TO DO
Transcribe each line of the material as it is, and drop any picture.

SUPPLIED MATERIAL
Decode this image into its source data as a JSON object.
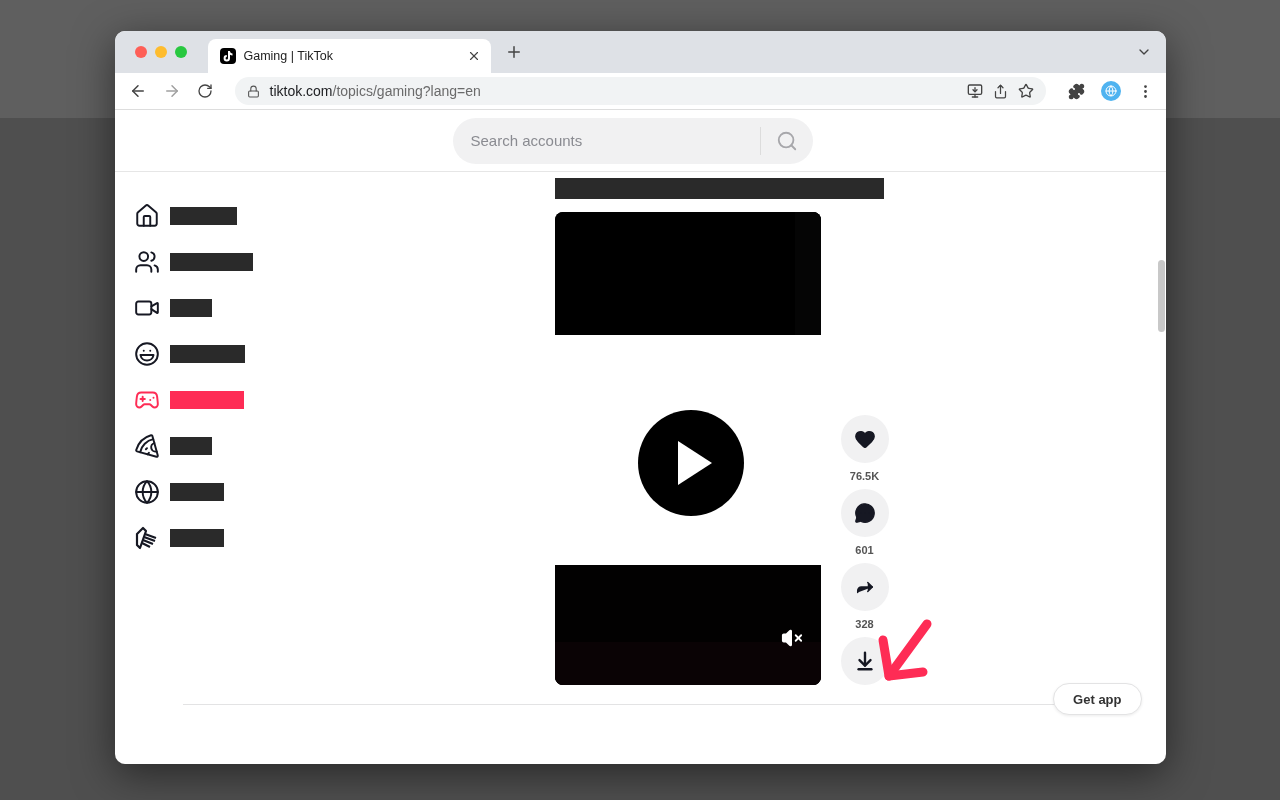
{
  "browser": {
    "tabs": [
      {
        "title": "Gaming | TikTok",
        "selected": true
      }
    ],
    "url": {
      "host": "tiktok.com",
      "path": "/topics/gaming?lang=en"
    }
  },
  "search": {
    "placeholder": "Search accounts"
  },
  "sidebar": {
    "items": [
      {
        "kind": "home",
        "selected": false
      },
      {
        "kind": "following",
        "selected": false
      },
      {
        "kind": "live",
        "selected": false
      },
      {
        "kind": "comedy",
        "selected": false
      },
      {
        "kind": "gaming",
        "selected": true
      },
      {
        "kind": "food",
        "selected": false
      },
      {
        "kind": "dance",
        "selected": false
      },
      {
        "kind": "beauty",
        "selected": false
      }
    ]
  },
  "video": {
    "muted": true,
    "actions": [
      {
        "kind": "like",
        "count": "76.5K"
      },
      {
        "kind": "comment",
        "count": "601"
      },
      {
        "kind": "share",
        "count": "328"
      },
      {
        "kind": "download"
      }
    ]
  },
  "get_app": {
    "label": "Get app"
  }
}
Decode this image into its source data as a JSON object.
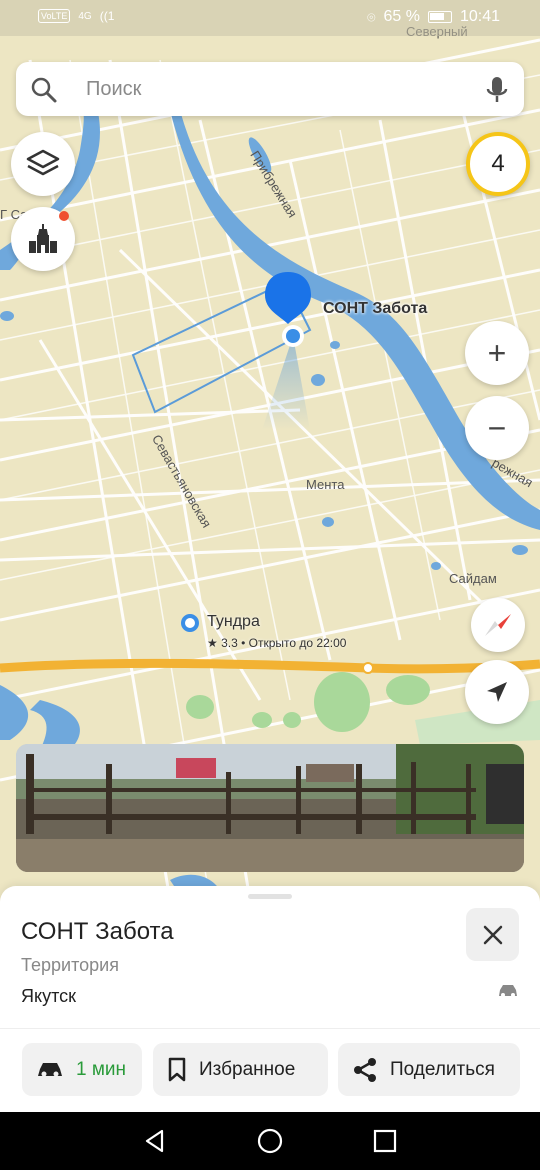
{
  "status_bar": {
    "time": "10:41",
    "battery": "65 %",
    "network": "VoLTE",
    "signal": "4G",
    "wifi": "1"
  },
  "search": {
    "placeholder": "Поиск"
  },
  "map": {
    "labels": {
      "north_district": "Северный",
      "street_pribrezhnaya": "Прибрежная",
      "street_sevastyanovskaya": "Севастьяновская",
      "district_menta": "Мента",
      "district_saydam": "Сайдам",
      "street_edge": "режная",
      "edge_left": "Г Са"
    },
    "selected_place": "СОНТ Забота",
    "poi": {
      "name": "Тундра",
      "rating_hours": "★ 3.3 • Открыто до 22:00"
    },
    "layer_count_badge": "4",
    "zoom_in": "+",
    "zoom_out": "−"
  },
  "card": {
    "title": "СОНТ Забота",
    "type": "Территория",
    "city": "Якутск"
  },
  "actions": {
    "route_label": "1 мин",
    "favorite_label": "Избранное",
    "share_label": "Поделиться"
  },
  "colors": {
    "map_bg": "#ede6c3",
    "water": "#6fa8dc",
    "highway": "#f2b233",
    "pin": "#1a73e8",
    "route_green": "#2a9b3a"
  }
}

THE SOLUTION
Decode this image into its source data as a JSON object.
{
  "browser": {
    "tabs": [
      {
        "title": "Gaming | TikTok",
        "selected": true
      }
    ],
    "url": {
      "host": "tiktok.com",
      "path": "/topics/gaming?lang=en"
    }
  },
  "search": {
    "placeholder": "Search accounts"
  },
  "sidebar": {
    "items": [
      {
        "kind": "home",
        "selected": false
      },
      {
        "kind": "following",
        "selected": false
      },
      {
        "kind": "live",
        "selected": false
      },
      {
        "kind": "comedy",
        "selected": false
      },
      {
        "kind": "gaming",
        "selected": true
      },
      {
        "kind": "food",
        "selected": false
      },
      {
        "kind": "dance",
        "selected": false
      },
      {
        "kind": "beauty",
        "selected": false
      }
    ]
  },
  "video": {
    "muted": true,
    "actions": [
      {
        "kind": "like",
        "count": "76.5K"
      },
      {
        "kind": "comment",
        "count": "601"
      },
      {
        "kind": "share",
        "count": "328"
      },
      {
        "kind": "download"
      }
    ]
  },
  "get_app": {
    "label": "Get app"
  }
}
Decode this image into its source data as a JSON object.
{
  "status_bar": {
    "time": "10:41",
    "battery": "65 %",
    "network": "VoLTE",
    "signal": "4G",
    "wifi": "1"
  },
  "search": {
    "placeholder": "Поиск"
  },
  "map": {
    "labels": {
      "north_district": "Северный",
      "street_pribrezhnaya": "Прибрежная",
      "street_sevastyanovskaya": "Севастьяновская",
      "district_menta": "Мента",
      "district_saydam": "Сайдам",
      "street_edge": "режная",
      "edge_left": "Г Са"
    },
    "selected_place": "СОНТ Забота",
    "poi": {
      "name": "Тундра",
      "rating_hours": "★ 3.3 • Открыто до 22:00"
    },
    "layer_count_badge": "4",
    "zoom_in": "+",
    "zoom_out": "−"
  },
  "card": {
    "title": "СОНТ Забота",
    "type": "Территория",
    "city": "Якутск"
  },
  "actions": {
    "route_label": "1 мин",
    "favorite_label": "Избранное",
    "share_label": "Поделиться"
  },
  "colors": {
    "map_bg": "#ede6c3",
    "water": "#6fa8dc",
    "highway": "#f2b233",
    "pin": "#1a73e8",
    "route_green": "#2a9b3a"
  }
}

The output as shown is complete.